** START Material shown **

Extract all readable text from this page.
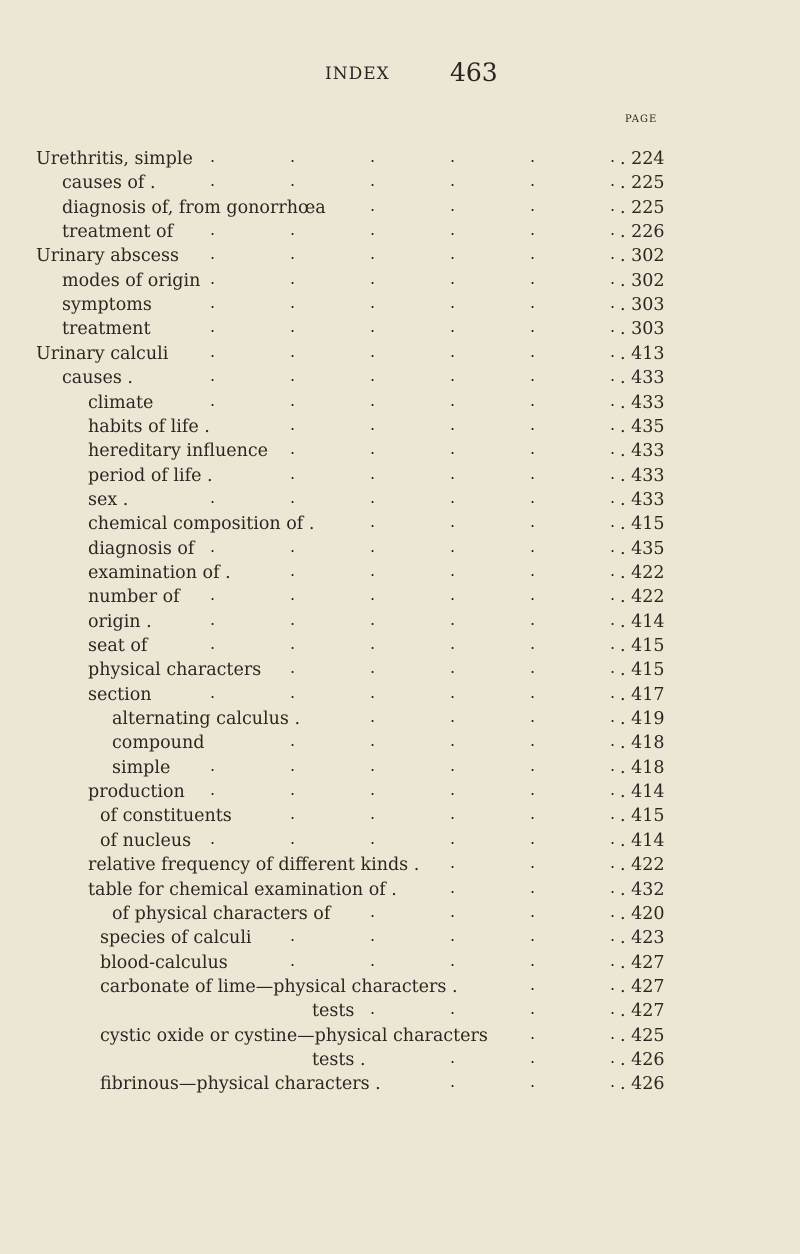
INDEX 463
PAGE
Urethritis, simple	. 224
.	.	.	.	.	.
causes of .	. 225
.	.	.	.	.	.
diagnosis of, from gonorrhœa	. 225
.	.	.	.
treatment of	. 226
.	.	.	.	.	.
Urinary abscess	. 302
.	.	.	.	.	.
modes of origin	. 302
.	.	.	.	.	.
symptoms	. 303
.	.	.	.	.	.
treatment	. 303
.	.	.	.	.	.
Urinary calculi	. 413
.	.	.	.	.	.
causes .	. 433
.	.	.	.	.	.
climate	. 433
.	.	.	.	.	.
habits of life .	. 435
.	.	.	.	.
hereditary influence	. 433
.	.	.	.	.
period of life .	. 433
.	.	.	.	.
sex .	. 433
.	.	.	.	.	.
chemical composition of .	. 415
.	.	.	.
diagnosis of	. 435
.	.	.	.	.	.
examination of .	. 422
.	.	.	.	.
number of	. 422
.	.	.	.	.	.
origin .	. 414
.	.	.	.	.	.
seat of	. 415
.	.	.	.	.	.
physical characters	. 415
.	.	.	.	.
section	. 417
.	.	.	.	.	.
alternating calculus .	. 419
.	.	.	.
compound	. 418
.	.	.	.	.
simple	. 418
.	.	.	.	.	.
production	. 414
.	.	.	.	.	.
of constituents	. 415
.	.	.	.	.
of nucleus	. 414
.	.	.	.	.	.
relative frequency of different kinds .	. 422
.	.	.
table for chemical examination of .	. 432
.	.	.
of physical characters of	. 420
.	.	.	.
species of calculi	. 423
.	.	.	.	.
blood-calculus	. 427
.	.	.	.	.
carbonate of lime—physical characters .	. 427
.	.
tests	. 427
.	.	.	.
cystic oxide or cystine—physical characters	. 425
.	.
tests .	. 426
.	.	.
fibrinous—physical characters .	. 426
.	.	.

** END Material shown **

» Problem to work on:
Find the word "from" in the material, then list each line that holds it.

» Output of the task:
Extract all readable text from this page.
diagnosis of, from gonorrhœa	. 225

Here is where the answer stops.